*** TEXT EXCERPT ***

Essentially the fact that my nodes were on the same subnet as my load balancer caused traffic to not route properly because of incorrect source and destination IPs. This led to the failure in deployment described in this issue even though I was able to use my cluster for the most part normally otherwise. It may not necessarily represent what others have seen here, but could be a potential item to look at for others.

Note: This change does result in you losing some information regarding what host traffic originates from in traffic that hits your load balancer. This was not important to me so I did not worry about that loss of information, but others may.

Restart all worker and master nodes one by one then finally restart Rancher installed VM helped to resolve issue for us. It’s due to network calico update caused for us.

Hi folks,

I have faced same issue and I just solved after patched as follows: kubectl -n cattle-system patch deployments cattle-cluster-agent --patch ‘{“spec”: {“template”: {“spec”: {“hostAliases”: [{“hostnames”:[“<Rancher Hostname>”],“ip”: “<Rancher IP>”}]}}}}’

Hope that it works for you as well.

Cheers. Bruno Almeida

I think that there are several possible reasons, but just to add one possible solution: allow masquerading:

sudo firewall-cmd --zone=public --add-masquerade --permanent

There is some discussion on reference: https://stackoverflow.com/a/61256515/17052885

The background of that is that some (not all?) CNIs will use masquerade rules when doing SNAT in order to reach DNS server.

And this in my setup didn’t require implementation of any other workarounds mentioned here.

I hit this issue sometimes with Rancher HA setups on AWS. Usually downstream clusters or even the local ha agent fails to resolve the name. Security policy is open for both incoming and outgoing network, No firewall on ubuntu image used for the RKE cluster setup.

*** End of TEXT EXCERPT ***

**TASKS TO PERFORM:**
1. Can you output the Rancher troubleshooting thread word for word, everything from "Hope that it" down to "workarounds mentioned here."?
2. How would you sum up the Rancher troubleshooting thread in three sentences?
You won't need the material for any of this.

*** PROVIDED DATA ***

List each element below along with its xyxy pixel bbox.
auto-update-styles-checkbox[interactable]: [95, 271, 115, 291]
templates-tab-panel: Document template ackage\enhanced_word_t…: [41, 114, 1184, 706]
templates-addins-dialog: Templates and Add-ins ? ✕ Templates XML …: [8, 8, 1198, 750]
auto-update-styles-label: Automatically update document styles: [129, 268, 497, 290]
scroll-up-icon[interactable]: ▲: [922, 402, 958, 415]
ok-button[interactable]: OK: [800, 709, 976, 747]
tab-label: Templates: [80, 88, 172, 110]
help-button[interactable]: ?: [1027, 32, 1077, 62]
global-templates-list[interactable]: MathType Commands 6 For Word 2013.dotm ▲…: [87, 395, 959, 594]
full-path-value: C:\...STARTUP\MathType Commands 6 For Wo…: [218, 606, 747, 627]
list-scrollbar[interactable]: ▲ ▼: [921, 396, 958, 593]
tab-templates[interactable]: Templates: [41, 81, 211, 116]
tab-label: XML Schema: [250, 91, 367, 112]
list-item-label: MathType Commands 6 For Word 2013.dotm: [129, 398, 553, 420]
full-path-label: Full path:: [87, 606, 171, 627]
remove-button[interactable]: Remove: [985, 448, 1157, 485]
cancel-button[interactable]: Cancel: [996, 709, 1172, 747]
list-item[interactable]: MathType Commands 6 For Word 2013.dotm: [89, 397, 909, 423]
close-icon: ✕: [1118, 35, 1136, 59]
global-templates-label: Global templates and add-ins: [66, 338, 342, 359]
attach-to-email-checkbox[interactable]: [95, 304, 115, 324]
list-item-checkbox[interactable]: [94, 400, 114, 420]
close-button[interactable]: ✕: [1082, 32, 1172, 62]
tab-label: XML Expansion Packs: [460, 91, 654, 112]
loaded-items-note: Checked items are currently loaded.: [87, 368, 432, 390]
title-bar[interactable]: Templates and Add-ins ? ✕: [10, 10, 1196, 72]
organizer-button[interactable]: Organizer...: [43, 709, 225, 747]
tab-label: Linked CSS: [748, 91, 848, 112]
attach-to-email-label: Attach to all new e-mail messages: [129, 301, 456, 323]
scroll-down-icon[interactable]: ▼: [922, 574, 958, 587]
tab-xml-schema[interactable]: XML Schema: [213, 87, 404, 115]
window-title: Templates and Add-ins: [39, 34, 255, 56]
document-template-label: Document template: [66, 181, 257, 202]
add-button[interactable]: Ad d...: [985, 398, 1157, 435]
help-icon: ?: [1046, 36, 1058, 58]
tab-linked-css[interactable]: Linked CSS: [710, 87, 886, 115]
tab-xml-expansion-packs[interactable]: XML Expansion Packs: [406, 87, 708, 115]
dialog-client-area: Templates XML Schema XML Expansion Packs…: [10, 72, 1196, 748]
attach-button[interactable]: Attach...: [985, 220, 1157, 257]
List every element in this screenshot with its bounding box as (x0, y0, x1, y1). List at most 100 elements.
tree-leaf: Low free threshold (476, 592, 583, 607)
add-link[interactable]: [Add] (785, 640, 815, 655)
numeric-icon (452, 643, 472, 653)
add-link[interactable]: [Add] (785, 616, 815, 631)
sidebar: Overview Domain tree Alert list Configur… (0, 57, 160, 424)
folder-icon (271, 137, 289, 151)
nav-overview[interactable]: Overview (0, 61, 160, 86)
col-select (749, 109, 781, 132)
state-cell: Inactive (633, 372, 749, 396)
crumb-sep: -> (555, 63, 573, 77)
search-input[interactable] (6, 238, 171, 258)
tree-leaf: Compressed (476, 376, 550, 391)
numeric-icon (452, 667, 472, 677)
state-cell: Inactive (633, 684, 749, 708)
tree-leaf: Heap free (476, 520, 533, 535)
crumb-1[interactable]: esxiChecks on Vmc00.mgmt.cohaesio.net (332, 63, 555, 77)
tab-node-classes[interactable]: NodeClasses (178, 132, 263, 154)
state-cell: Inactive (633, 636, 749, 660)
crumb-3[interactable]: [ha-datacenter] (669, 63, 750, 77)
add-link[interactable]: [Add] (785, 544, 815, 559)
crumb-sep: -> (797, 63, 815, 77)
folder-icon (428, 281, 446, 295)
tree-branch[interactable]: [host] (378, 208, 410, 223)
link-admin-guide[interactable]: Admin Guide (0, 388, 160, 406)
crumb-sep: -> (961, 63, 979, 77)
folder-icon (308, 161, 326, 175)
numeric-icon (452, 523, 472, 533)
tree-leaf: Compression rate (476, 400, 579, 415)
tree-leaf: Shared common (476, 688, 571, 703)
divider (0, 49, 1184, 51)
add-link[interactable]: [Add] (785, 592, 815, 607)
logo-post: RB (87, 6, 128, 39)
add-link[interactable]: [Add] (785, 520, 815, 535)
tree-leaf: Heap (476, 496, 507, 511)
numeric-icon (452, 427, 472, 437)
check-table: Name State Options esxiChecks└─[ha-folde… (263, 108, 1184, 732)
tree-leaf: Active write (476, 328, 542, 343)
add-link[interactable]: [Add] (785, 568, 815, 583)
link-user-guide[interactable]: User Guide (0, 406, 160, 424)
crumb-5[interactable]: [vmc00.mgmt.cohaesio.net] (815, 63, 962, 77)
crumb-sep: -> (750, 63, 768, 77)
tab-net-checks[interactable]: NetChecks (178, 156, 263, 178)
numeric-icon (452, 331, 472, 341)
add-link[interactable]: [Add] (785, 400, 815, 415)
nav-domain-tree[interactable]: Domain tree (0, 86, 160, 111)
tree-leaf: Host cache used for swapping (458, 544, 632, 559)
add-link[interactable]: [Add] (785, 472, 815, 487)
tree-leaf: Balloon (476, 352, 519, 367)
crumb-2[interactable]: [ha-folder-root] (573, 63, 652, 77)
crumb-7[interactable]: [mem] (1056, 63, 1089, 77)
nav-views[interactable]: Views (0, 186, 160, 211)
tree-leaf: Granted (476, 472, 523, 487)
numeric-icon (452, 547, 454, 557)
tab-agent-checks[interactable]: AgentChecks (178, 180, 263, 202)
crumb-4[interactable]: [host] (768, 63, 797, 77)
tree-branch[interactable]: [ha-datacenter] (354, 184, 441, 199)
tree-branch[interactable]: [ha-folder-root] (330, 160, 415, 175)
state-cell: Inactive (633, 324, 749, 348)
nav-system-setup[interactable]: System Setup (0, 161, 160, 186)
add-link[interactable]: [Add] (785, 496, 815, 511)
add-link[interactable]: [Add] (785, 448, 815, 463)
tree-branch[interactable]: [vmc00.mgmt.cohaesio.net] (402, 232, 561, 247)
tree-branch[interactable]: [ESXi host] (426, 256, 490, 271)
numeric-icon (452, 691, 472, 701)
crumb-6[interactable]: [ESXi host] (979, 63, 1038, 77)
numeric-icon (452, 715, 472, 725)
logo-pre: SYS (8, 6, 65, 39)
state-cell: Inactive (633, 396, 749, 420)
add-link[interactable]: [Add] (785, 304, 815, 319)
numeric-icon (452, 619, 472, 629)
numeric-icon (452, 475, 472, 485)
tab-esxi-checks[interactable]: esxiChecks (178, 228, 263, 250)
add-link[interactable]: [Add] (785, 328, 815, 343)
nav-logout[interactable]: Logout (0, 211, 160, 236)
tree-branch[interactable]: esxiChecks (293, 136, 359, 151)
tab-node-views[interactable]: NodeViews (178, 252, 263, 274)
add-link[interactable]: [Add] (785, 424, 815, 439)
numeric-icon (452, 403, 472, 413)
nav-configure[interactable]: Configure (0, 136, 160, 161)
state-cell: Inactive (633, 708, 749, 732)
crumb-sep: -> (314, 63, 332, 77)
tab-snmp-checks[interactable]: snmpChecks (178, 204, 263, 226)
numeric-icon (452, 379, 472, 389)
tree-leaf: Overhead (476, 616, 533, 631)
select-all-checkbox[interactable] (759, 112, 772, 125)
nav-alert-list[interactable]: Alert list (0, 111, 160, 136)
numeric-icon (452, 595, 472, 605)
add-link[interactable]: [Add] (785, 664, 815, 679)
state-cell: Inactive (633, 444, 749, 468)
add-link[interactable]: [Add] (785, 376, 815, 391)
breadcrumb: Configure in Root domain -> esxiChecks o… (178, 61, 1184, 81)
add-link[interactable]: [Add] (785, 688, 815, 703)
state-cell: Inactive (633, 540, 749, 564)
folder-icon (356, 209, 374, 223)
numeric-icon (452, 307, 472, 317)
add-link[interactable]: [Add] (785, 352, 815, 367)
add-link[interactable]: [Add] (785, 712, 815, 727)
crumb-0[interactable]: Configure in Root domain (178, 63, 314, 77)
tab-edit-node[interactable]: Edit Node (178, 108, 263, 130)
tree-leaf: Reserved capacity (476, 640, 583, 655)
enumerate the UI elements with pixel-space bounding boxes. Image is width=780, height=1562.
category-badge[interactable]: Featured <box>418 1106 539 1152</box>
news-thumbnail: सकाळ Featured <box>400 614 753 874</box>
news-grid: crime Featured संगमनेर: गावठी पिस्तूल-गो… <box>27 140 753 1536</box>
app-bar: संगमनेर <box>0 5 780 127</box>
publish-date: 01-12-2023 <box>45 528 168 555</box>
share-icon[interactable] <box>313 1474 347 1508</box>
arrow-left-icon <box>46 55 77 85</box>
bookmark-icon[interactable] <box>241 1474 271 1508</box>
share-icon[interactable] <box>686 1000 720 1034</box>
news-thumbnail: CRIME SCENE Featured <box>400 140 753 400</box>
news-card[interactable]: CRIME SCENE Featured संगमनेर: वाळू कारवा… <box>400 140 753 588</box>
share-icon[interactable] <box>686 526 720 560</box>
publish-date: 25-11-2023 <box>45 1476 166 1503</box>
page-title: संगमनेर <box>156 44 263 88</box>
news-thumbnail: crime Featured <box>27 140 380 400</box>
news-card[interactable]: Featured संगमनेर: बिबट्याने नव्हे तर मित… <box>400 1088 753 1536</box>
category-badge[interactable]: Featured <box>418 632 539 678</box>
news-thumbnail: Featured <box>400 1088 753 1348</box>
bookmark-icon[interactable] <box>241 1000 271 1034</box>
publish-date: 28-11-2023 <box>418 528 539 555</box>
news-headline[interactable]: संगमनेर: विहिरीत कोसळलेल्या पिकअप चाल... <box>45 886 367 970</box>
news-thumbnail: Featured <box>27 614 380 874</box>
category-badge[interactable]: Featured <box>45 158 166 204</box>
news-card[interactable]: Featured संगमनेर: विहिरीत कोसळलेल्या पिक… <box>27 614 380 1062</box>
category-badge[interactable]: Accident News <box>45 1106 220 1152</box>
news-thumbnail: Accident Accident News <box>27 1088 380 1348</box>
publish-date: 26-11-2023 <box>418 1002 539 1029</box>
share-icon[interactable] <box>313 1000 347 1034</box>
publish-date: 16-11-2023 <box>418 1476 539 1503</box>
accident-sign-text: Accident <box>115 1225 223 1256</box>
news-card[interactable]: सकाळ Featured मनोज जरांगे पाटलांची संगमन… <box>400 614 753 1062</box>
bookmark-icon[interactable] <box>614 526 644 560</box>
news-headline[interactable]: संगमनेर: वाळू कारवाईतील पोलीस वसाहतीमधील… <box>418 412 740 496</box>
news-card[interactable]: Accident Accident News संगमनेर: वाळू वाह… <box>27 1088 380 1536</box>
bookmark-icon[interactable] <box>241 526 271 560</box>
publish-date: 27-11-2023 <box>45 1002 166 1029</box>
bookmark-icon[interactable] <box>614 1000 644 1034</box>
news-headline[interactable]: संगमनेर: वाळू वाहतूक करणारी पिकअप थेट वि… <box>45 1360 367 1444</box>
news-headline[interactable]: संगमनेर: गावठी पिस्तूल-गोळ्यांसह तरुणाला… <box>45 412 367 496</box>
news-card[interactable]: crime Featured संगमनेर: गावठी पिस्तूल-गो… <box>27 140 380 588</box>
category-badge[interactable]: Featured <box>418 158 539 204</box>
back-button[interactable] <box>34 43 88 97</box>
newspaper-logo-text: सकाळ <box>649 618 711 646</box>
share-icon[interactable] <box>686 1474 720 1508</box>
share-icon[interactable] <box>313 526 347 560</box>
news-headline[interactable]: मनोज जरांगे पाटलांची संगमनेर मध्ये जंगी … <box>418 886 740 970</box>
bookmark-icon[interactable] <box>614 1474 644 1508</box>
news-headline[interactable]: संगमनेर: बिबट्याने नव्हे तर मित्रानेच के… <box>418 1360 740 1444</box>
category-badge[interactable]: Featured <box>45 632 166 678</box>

*** End of PROVIDED DATA ***

**PER-TASK OUTPUTS:**
1.
Hope that it works for you as well.

Cheers. Bruno Almeida

I think that there are several possible reasons, but just to add one possible solution: allow masquerading:

sudo firewall-cmd --zone=public --add-masquerade --permanent

There is some discussion on reference: https://stackoverflow.com/a/61256515/17052885

The background of that is that some (not all?) CNIs will use masquerade rules when doing SNAT in order to reach DNS server.

And this in my setup didn’t require implementation of any other workarounds mentioned here.

2. One contributor traced a failed deployment to nodes sharing a subnet with the load balancer, which caused incorrect source and destination IPs and broke routing. Others report fixing the issue by restarting all worker and master nodes and then the Rancher VM, by patching the cattle-cluster-agent deployment with host aliases for the Rancher hostname and IP, or by allowing masquerading in the firewall. One more user still sometimes hits name resolution failures in Rancher HA setups on AWS, even with an open security policy and no firewall.